The exercise
Reproduce every entry below precisely. Pictures are excluded from the copy.

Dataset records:
## start
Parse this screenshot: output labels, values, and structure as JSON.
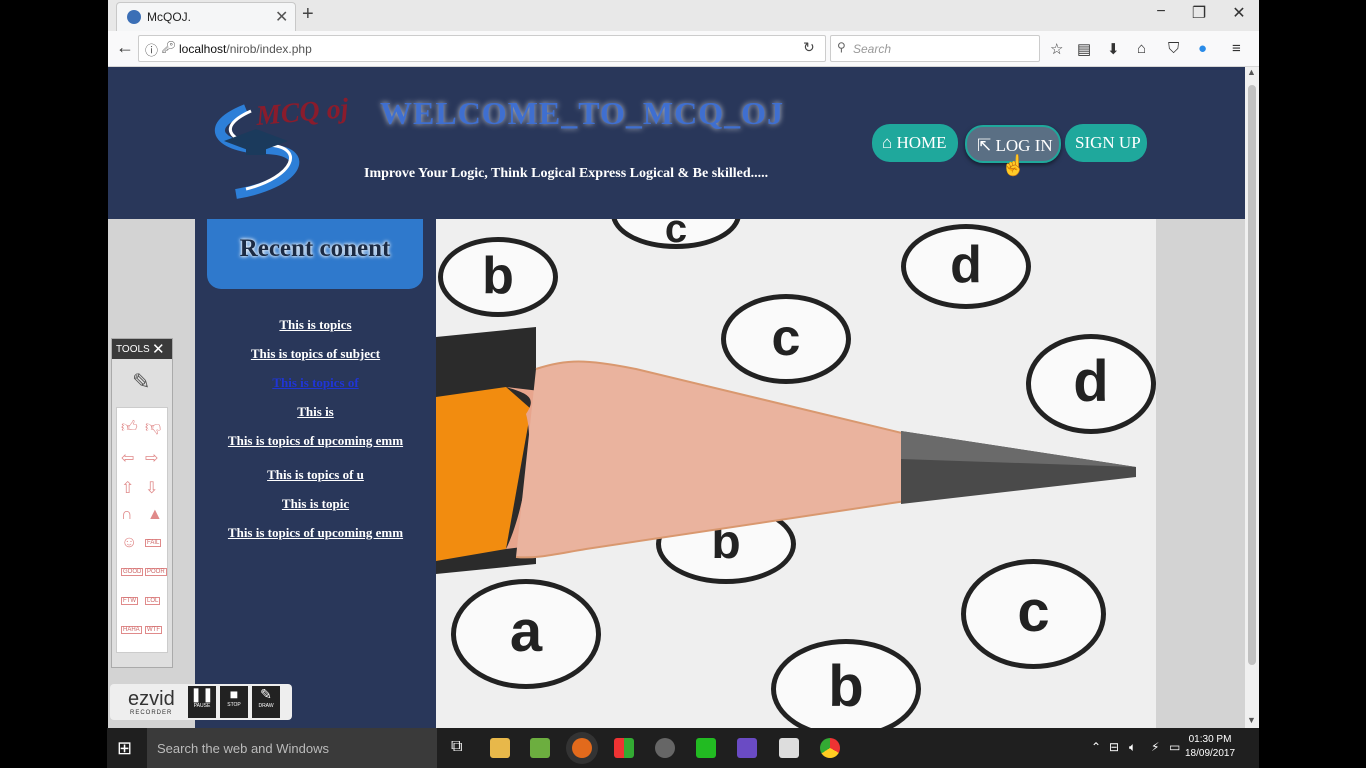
{
  "browser": {
    "tab_title": "McQOJ.",
    "new_tab": "+",
    "url_host": "localhost",
    "url_path": "/nirob/index.php",
    "search_placeholder": "Search",
    "window": {
      "minimize": "−",
      "restore": "❐",
      "close": "✕"
    }
  },
  "header": {
    "logo_text": "MCQ oj",
    "welcome": "WELCOME_TO_MCQ_OJ",
    "tagline": "Improve Your Logic, Think Logical Express Logical & Be skilled.....",
    "nav": {
      "home": "HOME",
      "login": "LOG IN",
      "signup": "SIGN UP"
    }
  },
  "sidebar": {
    "title": "Recent conent",
    "topics": [
      "This is topics",
      "This is topics of subject",
      "This is topics of",
      "This is",
      "This is topics of upcoming emm",
      "This is topics of u",
      "This is topic",
      "This is topics of upcoming emm"
    ]
  },
  "hero": {
    "bubbles": [
      "b",
      "c",
      "d",
      "c",
      "d",
      "b",
      "a",
      "b",
      "c"
    ]
  },
  "recorder": {
    "tools_title": "TOOLS",
    "tools_close": "✕",
    "brand": "ezvid",
    "brand_sub": "RECORDER",
    "buttons": [
      "PAUSE",
      "STOP",
      "DRAW"
    ],
    "tool_labels": [
      "PASS",
      "FAIL",
      "GOOD",
      "POOR",
      "FTW",
      "LOL",
      "HAHA",
      "WTF"
    ]
  },
  "taskbar": {
    "search_placeholder": "Search the web and Windows",
    "time": "01:30 PM",
    "date": "18/09/2017"
  },
  "colors": {
    "header_bg": "#29375a",
    "nav_teal": "#1fa89c",
    "sidebar_title_bg": "#2f79cc",
    "active_link": "#1f35d6"
  }
}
## end
Solution to this problem
Parse this screenshot: output labels, values, and structure as JSON.
{
  "browser": {
    "tab_title": "McQOJ.",
    "new_tab": "+",
    "url_host": "localhost",
    "url_path": "/nirob/index.php",
    "search_placeholder": "Search",
    "window": {
      "minimize": "−",
      "restore": "❐",
      "close": "✕"
    }
  },
  "header": {
    "logo_text": "MCQ oj",
    "welcome": "WELCOME_TO_MCQ_OJ",
    "tagline": "Improve Your Logic, Think Logical Express Logical & Be skilled.....",
    "nav": {
      "home": "HOME",
      "login": "LOG IN",
      "signup": "SIGN UP"
    }
  },
  "sidebar": {
    "title": "Recent conent",
    "topics": [
      "This is topics",
      "This is topics of subject",
      "This is topics of",
      "This is",
      "This is topics of upcoming emm",
      "This is topics of u",
      "This is topic",
      "This is topics of upcoming emm"
    ]
  },
  "hero": {
    "bubbles": [
      "b",
      "c",
      "d",
      "c",
      "d",
      "b",
      "a",
      "b",
      "c"
    ]
  },
  "recorder": {
    "tools_title": "TOOLS",
    "tools_close": "✕",
    "brand": "ezvid",
    "brand_sub": "RECORDER",
    "buttons": [
      "PAUSE",
      "STOP",
      "DRAW"
    ],
    "tool_labels": [
      "PASS",
      "FAIL",
      "GOOD",
      "POOR",
      "FTW",
      "LOL",
      "HAHA",
      "WTF"
    ]
  },
  "taskbar": {
    "search_placeholder": "Search the web and Windows",
    "time": "01:30 PM",
    "date": "18/09/2017"
  },
  "colors": {
    "header_bg": "#29375a",
    "nav_teal": "#1fa89c",
    "sidebar_title_bg": "#2f79cc",
    "active_link": "#1f35d6"
  }
}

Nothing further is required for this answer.